_SELECTED EXTRACT:_
Donnybrook is a suburb in Victoria, Australia, 30 km north of Melbourne's Central Business District, located within the City of Whittlesea local government area. Donnybrook recorded a population of 2,100 at the 2021 census.

Donnybrook is bounded to the west by Merri Creek and to the east by Darebin Creek. Donnybrook has one railway station, which is the Donnybrook railway station. Donnybrook is experiencing rapid population growth, as evidenced by the construction of several new housing estates.

==History==

The town was likely named after the Donnybrook Parish in Dublin.

Kinlochewe Post Office opened in 1850 along the Hume Highway; it was known as Donnybrook from 1854 until 1874 and was then renamed Kalkallo.

The railway line was open in 1872 and the station and new village were named Donnybrook. Donnybrook Post Office opened in 1889.

==Education==

There are two schools in Donnybrook:
- Donnybrook Primary School (opened 2023)
- Hume Anglican Grammar (P-Y12, Donnybrook Campus)

== Facilities ==
The City of Whittlesea opened the murnong Community Centre in February 2026. Facilities include a small branch library operated by Yarra Plenty Regional Library. It's mobile library service also maintains a weekly stop on Monday.

==Residential and commercial development==

The Donnybrook area has had a number of development initiatives approved. These include:

- Donnybrook-Woodstock Precinct Structure Plan: 37,300 to 44,700 residents was approved in 2017.

_WORK REQUIRED:_ Using the text about Donnybrook, list each name given in it for the post office that opened in 1850 along the Hume Highway.

Source records
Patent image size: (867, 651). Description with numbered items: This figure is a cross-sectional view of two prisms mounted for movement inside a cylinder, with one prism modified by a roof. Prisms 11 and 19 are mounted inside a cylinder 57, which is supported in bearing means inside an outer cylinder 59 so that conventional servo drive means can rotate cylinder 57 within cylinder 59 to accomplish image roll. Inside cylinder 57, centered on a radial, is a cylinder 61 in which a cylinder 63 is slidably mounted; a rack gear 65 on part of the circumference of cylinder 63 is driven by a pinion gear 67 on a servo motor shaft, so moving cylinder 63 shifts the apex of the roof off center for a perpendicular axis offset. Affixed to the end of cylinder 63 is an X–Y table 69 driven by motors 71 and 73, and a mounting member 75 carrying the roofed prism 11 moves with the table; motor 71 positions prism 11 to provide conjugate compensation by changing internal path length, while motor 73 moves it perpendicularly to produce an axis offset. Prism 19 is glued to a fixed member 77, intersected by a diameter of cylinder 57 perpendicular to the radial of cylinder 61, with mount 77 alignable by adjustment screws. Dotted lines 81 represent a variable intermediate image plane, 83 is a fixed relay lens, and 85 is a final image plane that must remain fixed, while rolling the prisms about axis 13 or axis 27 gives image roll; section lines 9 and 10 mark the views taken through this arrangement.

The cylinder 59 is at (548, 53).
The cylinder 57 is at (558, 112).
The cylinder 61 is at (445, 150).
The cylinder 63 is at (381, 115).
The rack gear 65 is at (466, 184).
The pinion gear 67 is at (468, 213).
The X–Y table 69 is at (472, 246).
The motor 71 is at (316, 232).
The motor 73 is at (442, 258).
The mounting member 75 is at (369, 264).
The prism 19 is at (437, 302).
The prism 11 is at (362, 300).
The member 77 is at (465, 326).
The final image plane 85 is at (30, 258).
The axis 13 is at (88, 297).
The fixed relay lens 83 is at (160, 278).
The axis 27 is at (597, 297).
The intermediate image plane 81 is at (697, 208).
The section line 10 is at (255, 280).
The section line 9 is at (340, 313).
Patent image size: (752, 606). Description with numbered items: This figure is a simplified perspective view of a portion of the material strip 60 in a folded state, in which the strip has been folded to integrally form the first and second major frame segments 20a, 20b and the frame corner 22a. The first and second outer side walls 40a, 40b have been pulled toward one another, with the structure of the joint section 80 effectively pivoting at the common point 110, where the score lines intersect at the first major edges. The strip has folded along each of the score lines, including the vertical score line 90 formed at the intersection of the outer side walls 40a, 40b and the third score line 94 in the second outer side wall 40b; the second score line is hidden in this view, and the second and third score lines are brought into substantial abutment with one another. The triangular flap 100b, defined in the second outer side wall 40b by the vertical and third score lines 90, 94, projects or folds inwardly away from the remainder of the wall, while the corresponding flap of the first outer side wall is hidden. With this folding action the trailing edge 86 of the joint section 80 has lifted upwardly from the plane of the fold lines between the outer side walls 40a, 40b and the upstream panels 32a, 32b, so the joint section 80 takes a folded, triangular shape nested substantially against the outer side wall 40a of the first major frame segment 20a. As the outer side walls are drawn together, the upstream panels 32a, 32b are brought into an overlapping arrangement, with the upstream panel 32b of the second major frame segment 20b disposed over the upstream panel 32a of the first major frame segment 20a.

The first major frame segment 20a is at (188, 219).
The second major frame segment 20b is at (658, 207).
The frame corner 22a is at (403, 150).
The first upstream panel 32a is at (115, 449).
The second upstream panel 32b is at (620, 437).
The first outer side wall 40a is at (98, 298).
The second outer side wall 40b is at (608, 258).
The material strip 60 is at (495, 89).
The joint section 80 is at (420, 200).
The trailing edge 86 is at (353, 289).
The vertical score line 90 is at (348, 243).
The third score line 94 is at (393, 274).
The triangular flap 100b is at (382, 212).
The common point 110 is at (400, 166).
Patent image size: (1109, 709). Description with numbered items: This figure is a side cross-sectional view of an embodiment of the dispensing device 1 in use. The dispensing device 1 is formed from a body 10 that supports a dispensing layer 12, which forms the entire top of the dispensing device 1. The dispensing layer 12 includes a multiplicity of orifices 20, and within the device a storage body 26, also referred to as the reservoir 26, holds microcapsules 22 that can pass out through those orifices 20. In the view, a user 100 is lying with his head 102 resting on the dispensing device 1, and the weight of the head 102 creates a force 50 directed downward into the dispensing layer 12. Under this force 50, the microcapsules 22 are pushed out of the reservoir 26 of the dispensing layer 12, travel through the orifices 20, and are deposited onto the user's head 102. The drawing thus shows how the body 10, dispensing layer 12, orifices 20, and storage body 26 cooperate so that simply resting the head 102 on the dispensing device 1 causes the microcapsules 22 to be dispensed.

_WRITTEN ANSWER:_
- Kinlochewe
- Donnybrook (from 1854 until 1874)
- Kalkallo